-- START --

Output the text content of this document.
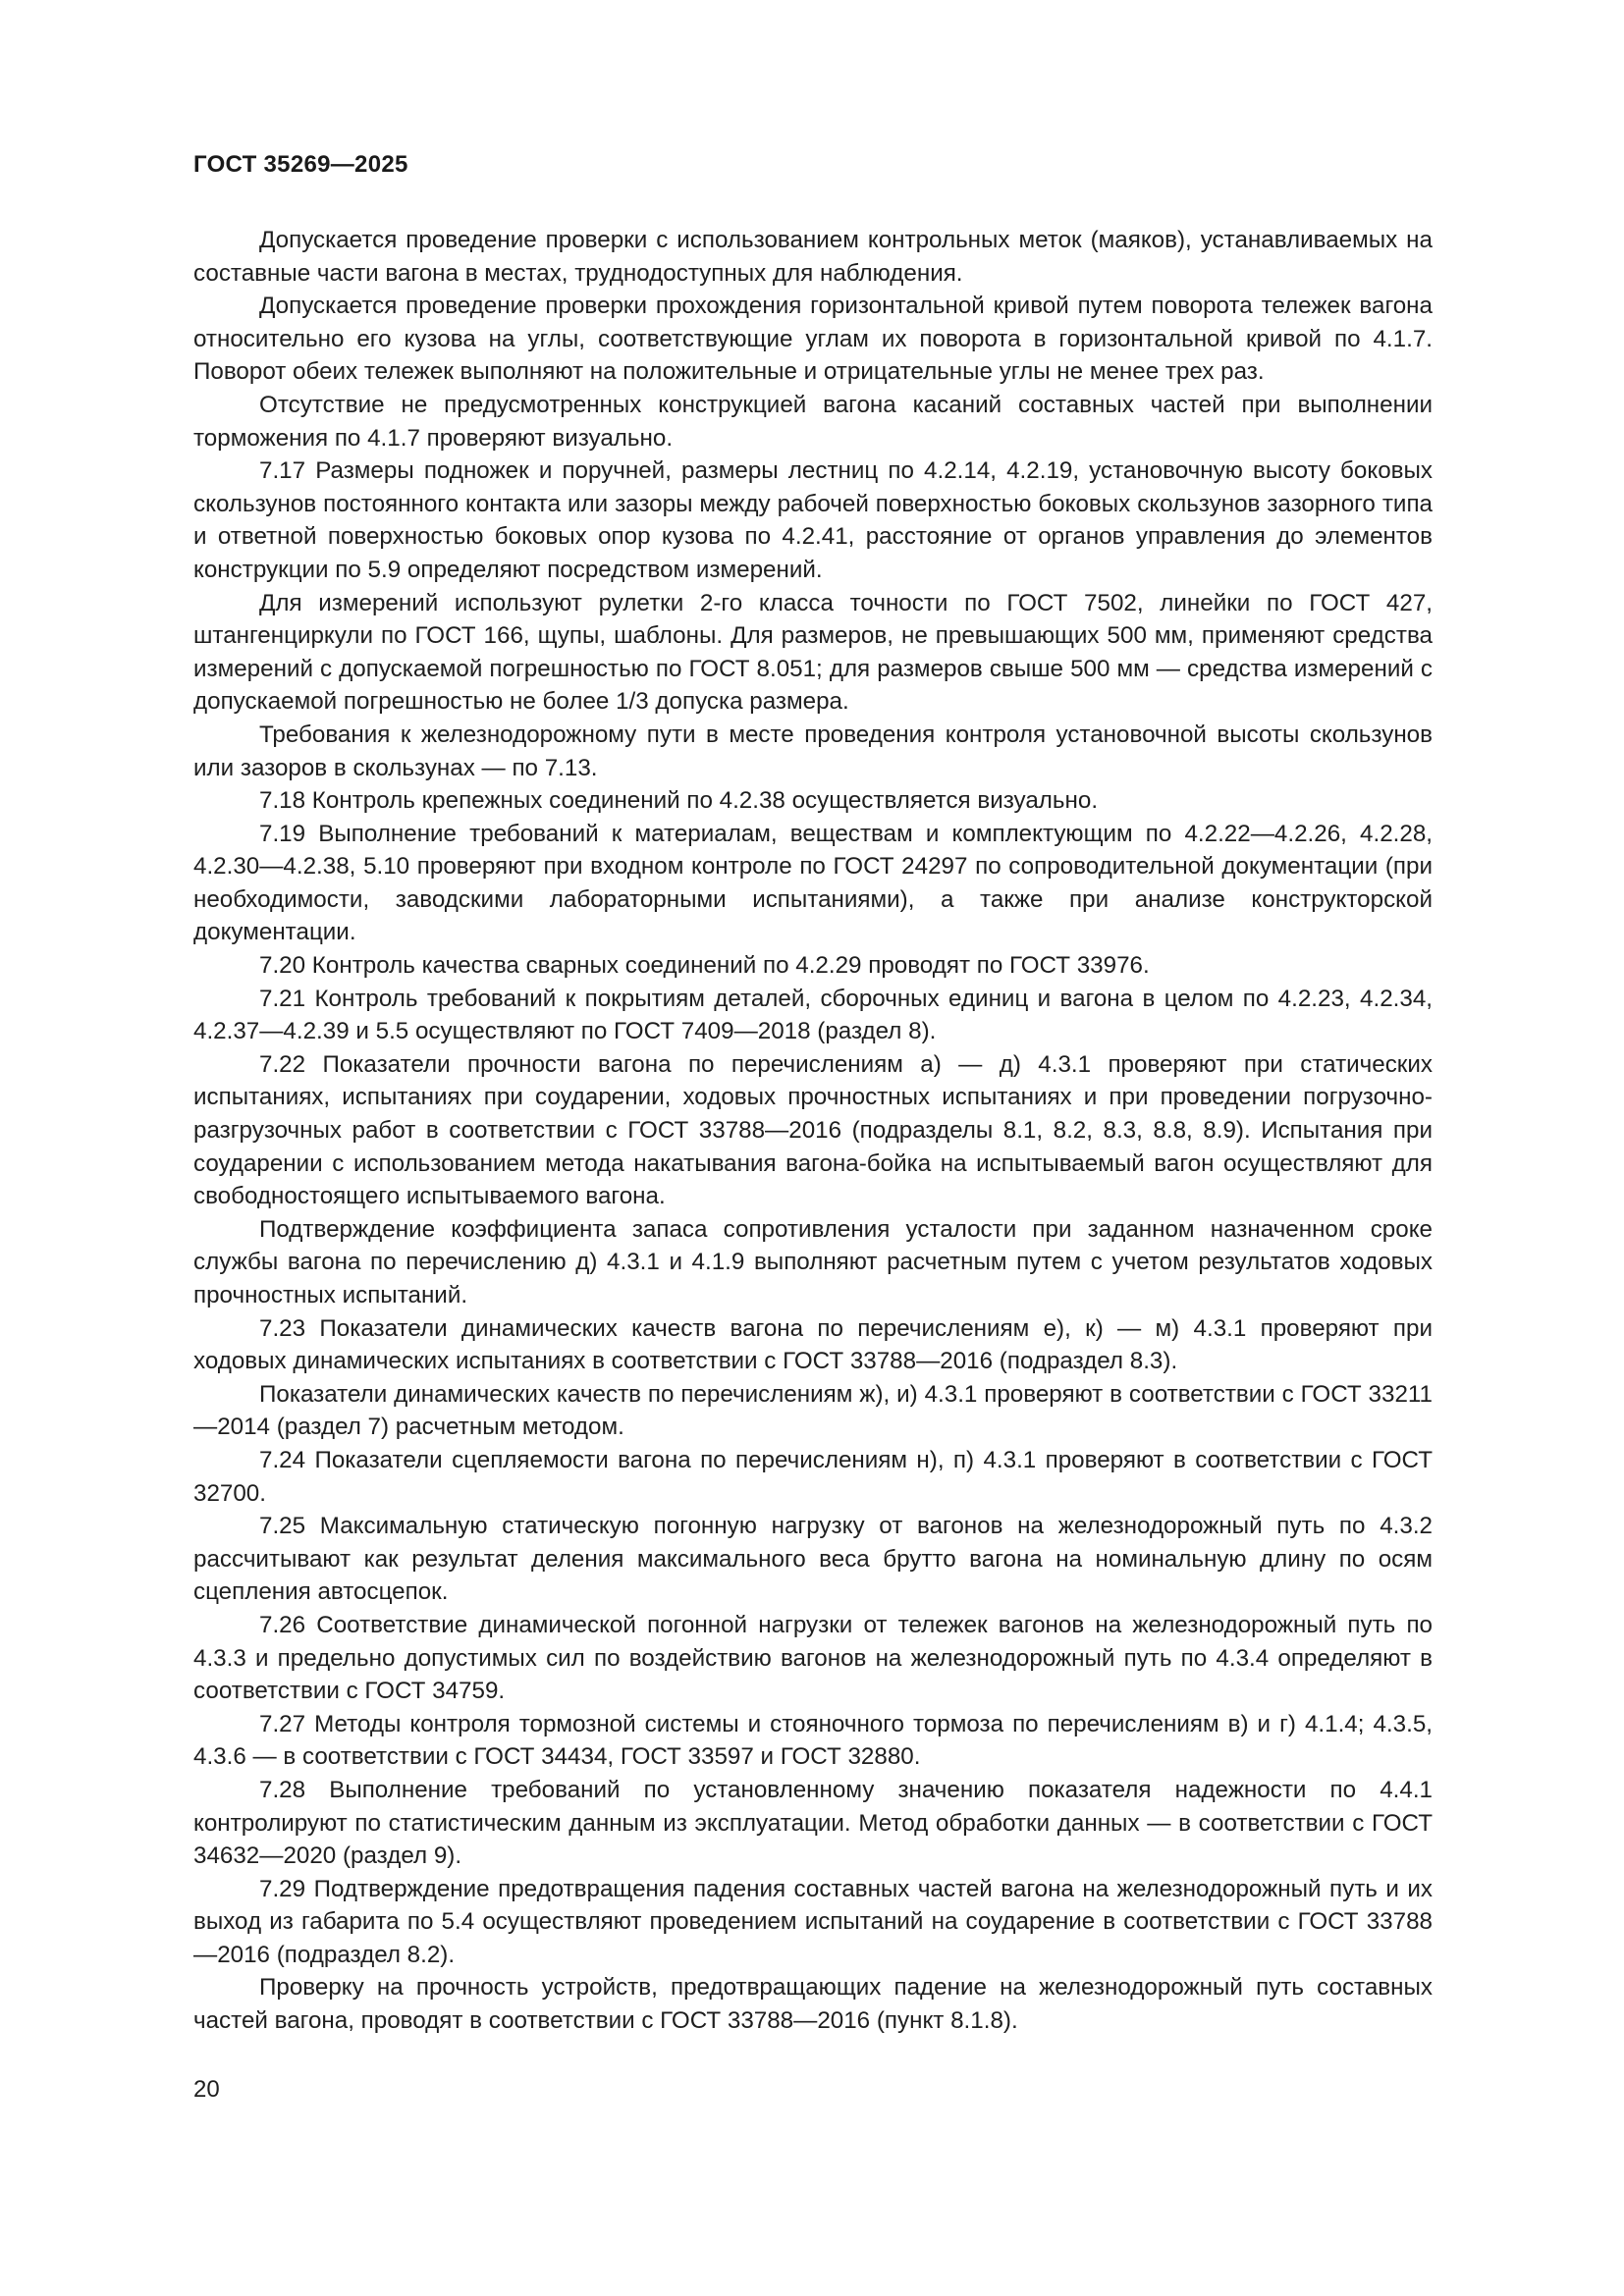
ГОСТ 35269—2025

Допускается проведение проверки с использованием контрольных меток (маяков), устанавливаемых на составные части вагона в местах, труднодоступных для наблюдения.

Допускается проведение проверки прохождения горизонтальной кривой путем поворота тележек вагона относительно его кузова на углы, соответствующие углам их поворота в горизонтальной кривой по 4.1.7. Поворот обеих тележек выполняют на положительные и отрицательные углы не менее трех раз.

Отсутствие не предусмотренных конструкцией вагона касаний составных частей при выполнении торможения по 4.1.7 проверяют визуально.

7.17 Размеры подножек и поручней, размеры лестниц по 4.2.14, 4.2.19, установочную высоту боковых скользунов постоянного контакта или зазоры между рабочей поверхностью боковых скользунов зазорного типа и ответной поверхностью боковых опор кузова по 4.2.41, расстояние от органов управления до элементов конструкции по 5.9 определяют посредством измерений.

Для измерений используют рулетки 2-го класса точности по ГОСТ 7502, линейки по ГОСТ 427, штангенциркули по ГОСТ 166, щупы, шаблоны. Для размеров, не превышающих 500 мм, применяют средства измерений с допускаемой погрешностью по ГОСТ 8.051; для размеров свыше 500 мм — средства измерений с допускаемой погрешностью не более 1/3 допуска размера.

Требования к железнодорожному пути в месте проведения контроля установочной высоты скользунов или зазоров в скользунах — по 7.13.

7.18 Контроль крепежных соединений по 4.2.38 осуществляется визуально.

7.19 Выполнение требований к материалам, веществам и комплектующим по 4.2.22—4.2.26, 4.2.28, 4.2.30—4.2.38, 5.10 проверяют при входном контроле по ГОСТ 24297 по сопроводительной документации (при необходимости, заводскими лабораторными испытаниями), а также при анализе конструкторской документации.

7.20 Контроль качества сварных соединений по 4.2.29 проводят по ГОСТ 33976.

7.21 Контроль требований к покрытиям деталей, сборочных единиц и вагона в целом по 4.2.23, 4.2.34, 4.2.37—4.2.39 и 5.5 осуществляют по ГОСТ 7409—2018 (раздел 8).

7.22 Показатели прочности вагона по перечислениям а) — д) 4.3.1 проверяют при статических испытаниях, испытаниях при соударении, ходовых прочностных испытаниях и при проведении погрузочно-разгрузочных работ в соответствии с ГОСТ 33788—2016 (подразделы 8.1, 8.2, 8.3, 8.8, 8.9). Испытания при соударении с использованием метода накатывания вагона-бойка на испытываемый вагон осуществляют для свободностоящего испытываемого вагона.

Подтверждение коэффициента запаса сопротивления усталости при заданном назначенном сроке службы вагона по перечислению д) 4.3.1 и 4.1.9 выполняют расчетным путем с учетом результатов ходовых прочностных испытаний.

7.23 Показатели динамических качеств вагона по перечислениям е), к) — м) 4.3.1 проверяют при ходовых динамических испытаниях в соответствии с ГОСТ 33788—2016 (подраздел 8.3).

Показатели динамических качеств по перечислениям ж), и) 4.3.1 проверяют в соответствии с ГОСТ 33211—2014 (раздел 7) расчетным методом.

7.24 Показатели сцепляемости вагона по перечислениям н), п) 4.3.1 проверяют в соответствии с ГОСТ 32700.

7.25 Максимальную статическую погонную нагрузку от вагонов на железнодорожный путь по 4.3.2 рассчитывают как результат деления максимального веса брутто вагона на номинальную длину по осям сцепления автосцепок.

7.26 Соответствие динамической погонной нагрузки от тележек вагонов на железнодорожный путь по 4.3.3 и предельно допустимых сил по воздействию вагонов на железнодорожный путь по 4.3.4 определяют в соответствии с ГОСТ 34759.

7.27 Методы контроля тормозной системы и стояночного тормоза по перечислениям в) и г) 4.1.4; 4.3.5, 4.3.6 — в соответствии с ГОСТ 34434, ГОСТ 33597 и ГОСТ 32880.

7.28 Выполнение требований по установленному значению показателя надежности по 4.4.1 контролируют по статистическим данным из эксплуатации. Метод обработки данных — в соответствии с ГОСТ 34632—2020 (раздел 9).

7.29 Подтверждение предотвращения падения составных частей вагона на железнодорожный путь и их выход из габарита по 5.4 осуществляют проведением испытаний на соударение в соответствии с ГОСТ 33788—2016 (подраздел 8.2).

Проверку на прочность устройств, предотвращающих падение на железнодорожный путь составных частей вагона, проводят в соответствии с ГОСТ 33788—2016 (пункт 8.1.8).

20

-- END --

Reproduce all of the material above word for word. Omit the pictures.

Output the text content of this document.
ГОСТ 35269—2025

Допускается проведение проверки с использованием контрольных меток (маяков), устанавливаемых на составные части вагона в местах, труднодоступных для наблюдения.

Допускается проведение проверки прохождения горизонтальной кривой путем поворота тележек вагона относительно его кузова на углы, соответствующие углам их поворота в горизонтальной кривой по 4.1.7. Поворот обеих тележек выполняют на положительные и отрицательные углы не менее трех раз.

Отсутствие не предусмотренных конструкцией вагона касаний составных частей при выполнении торможения по 4.1.7 проверяют визуально.

7.17 Размеры подножек и поручней, размеры лестниц по 4.2.14, 4.2.19, установочную высоту боковых скользунов постоянного контакта или зазоры между рабочей поверхностью боковых скользунов зазорного типа и ответной поверхностью боковых опор кузова по 4.2.41, расстояние от органов управления до элементов конструкции по 5.9 определяют посредством измерений.

Для измерений используют рулетки 2-го класса точности по ГОСТ 7502, линейки по ГОСТ 427, штангенциркули по ГОСТ 166, щупы, шаблоны. Для размеров, не превышающих 500 мм, применяют средства измерений с допускаемой погрешностью по ГОСТ 8.051; для размеров свыше 500 мм — средства измерений с допускаемой погрешностью не более 1/3 допуска размера.

Требования к железнодорожному пути в месте проведения контроля установочной высоты скользунов или зазоров в скользунах — по 7.13.

7.18 Контроль крепежных соединений по 4.2.38 осуществляется визуально.

7.19 Выполнение требований к материалам, веществам и комплектующим по 4.2.22—4.2.26, 4.2.28, 4.2.30—4.2.38, 5.10 проверяют при входном контроле по ГОСТ 24297 по сопроводительной документации (при необходимости, заводскими лабораторными испытаниями), а также при анализе конструкторской документации.

7.20 Контроль качества сварных соединений по 4.2.29 проводят по ГОСТ 33976.

7.21 Контроль требований к покрытиям деталей, сборочных единиц и вагона в целом по 4.2.23, 4.2.34, 4.2.37—4.2.39 и 5.5 осуществляют по ГОСТ 7409—2018 (раздел 8).

7.22 Показатели прочности вагона по перечислениям а) — д) 4.3.1 проверяют при статических испытаниях, испытаниях при соударении, ходовых прочностных испытаниях и при проведении погрузочно-разгрузочных работ в соответствии с ГОСТ 33788—2016 (подразделы 8.1, 8.2, 8.3, 8.8, 8.9). Испытания при соударении с использованием метода накатывания вагона-бойка на испытываемый вагон осуществляют для свободностоящего испытываемого вагона.

Подтверждение коэффициента запаса сопротивления усталости при заданном назначенном сроке службы вагона по перечислению д) 4.3.1 и 4.1.9 выполняют расчетным путем с учетом результатов ходовых прочностных испытаний.

7.23 Показатели динамических качеств вагона по перечислениям е), к) — м) 4.3.1 проверяют при ходовых динамических испытаниях в соответствии с ГОСТ 33788—2016 (подраздел 8.3).

Показатели динамических качеств по перечислениям ж), и) 4.3.1 проверяют в соответствии с ГОСТ 33211—2014 (раздел 7) расчетным методом.

7.24 Показатели сцепляемости вагона по перечислениям н), п) 4.3.1 проверяют в соответствии с ГОСТ 32700.

7.25 Максимальную статическую погонную нагрузку от вагонов на железнодорожный путь по 4.3.2 рассчитывают как результат деления максимального веса брутто вагона на номинальную длину по осям сцепления автосцепок.

7.26 Соответствие динамической погонной нагрузки от тележек вагонов на железнодорожный путь по 4.3.3 и предельно допустимых сил по воздействию вагонов на железнодорожный путь по 4.3.4 определяют в соответствии с ГОСТ 34759.

7.27 Методы контроля тормозной системы и стояночного тормоза по перечислениям в) и г) 4.1.4; 4.3.5, 4.3.6 — в соответствии с ГОСТ 34434, ГОСТ 33597 и ГОСТ 32880.

7.28 Выполнение требований по установленному значению показателя надежности по 4.4.1 контролируют по статистическим данным из эксплуатации. Метод обработки данных — в соответствии с ГОСТ 34632—2020 (раздел 9).

7.29 Подтверждение предотвращения падения составных частей вагона на железнодорожный путь и их выход из габарита по 5.4 осуществляют проведением испытаний на соударение в соответствии с ГОСТ 33788—2016 (подраздел 8.2).

Проверку на прочность устройств, предотвращающих падение на железнодорожный путь составных частей вагона, проводят в соответствии с ГОСТ 33788—2016 (пункт 8.1.8).

20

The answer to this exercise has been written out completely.